### Problem statement:
Starting at the first entry, print everything through the last exactly.

### Data for analysis:
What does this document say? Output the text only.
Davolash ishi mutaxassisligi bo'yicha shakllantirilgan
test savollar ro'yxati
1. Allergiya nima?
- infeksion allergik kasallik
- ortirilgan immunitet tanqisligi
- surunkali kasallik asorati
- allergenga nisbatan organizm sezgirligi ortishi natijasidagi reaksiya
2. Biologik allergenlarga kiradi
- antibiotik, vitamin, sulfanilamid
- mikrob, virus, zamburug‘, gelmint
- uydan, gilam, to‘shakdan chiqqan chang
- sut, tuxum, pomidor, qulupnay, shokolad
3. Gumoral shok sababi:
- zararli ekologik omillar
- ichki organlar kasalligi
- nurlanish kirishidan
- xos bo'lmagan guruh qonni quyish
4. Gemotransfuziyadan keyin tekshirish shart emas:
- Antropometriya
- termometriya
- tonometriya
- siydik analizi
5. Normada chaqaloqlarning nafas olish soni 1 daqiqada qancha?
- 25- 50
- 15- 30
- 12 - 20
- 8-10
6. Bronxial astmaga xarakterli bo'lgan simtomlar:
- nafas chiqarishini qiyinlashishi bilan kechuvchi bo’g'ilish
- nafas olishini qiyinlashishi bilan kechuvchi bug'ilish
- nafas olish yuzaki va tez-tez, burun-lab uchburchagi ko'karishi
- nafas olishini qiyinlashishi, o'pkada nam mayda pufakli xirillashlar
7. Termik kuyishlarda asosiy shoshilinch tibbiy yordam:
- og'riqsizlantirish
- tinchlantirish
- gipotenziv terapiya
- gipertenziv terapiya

### Exercise solution:
What does this document say? Output the text only.
Davolash ishi mutaxassisligi bo'yicha shakllantirilgan
test savollar ro'yxati
1. Allergiya nima?
- infeksion allergik kasallik
- ortirilgan immunitet tanqisligi
- surunkali kasallik asorati
- allergenga nisbatan organizm sezgirligi ortishi natijasidagi reaksiya
2. Biologik allergenlarga kiradi
- antibiotik, vitamin, sulfanilamid
- mikrob, virus, zamburug‘, gelmint
- uydan, gilam, to‘shakdan chiqqan chang
- sut, tuxum, pomidor, qulupnay, shokolad
3. Gumoral shok sababi:
- zararli ekologik omillar
- ichki organlar kasalligi
- nurlanish kirishidan
- xos bo'lmagan guruh qonni quyish
4. Gemotransfuziyadan keyin tekshirish shart emas:
- Antropometriya
- termometriya
- tonometriya
- siydik analizi
5. Normada chaqaloqlarning nafas olish soni 1 daqiqada qancha?
- 25- 50
- 15- 30
- 12 - 20
- 8-10
6. Bronxial astmaga xarakterli bo'lgan simtomlar:
- nafas chiqarishini qiyinlashishi bilan kechuvchi bo’g'ilish
- nafas olishini qiyinlashishi bilan kechuvchi bug'ilish
- nafas olish yuzaki va tez-tez, burun-lab uchburchagi ko'karishi
- nafas olishini qiyinlashishi, o'pkada nam mayda pufakli xirillashlar
7. Termik kuyishlarda asosiy shoshilinch tibbiy yordam:
- og'riqsizlantirish
- tinchlantirish
- gipotenziv terapiya
- gipertenziv terapiya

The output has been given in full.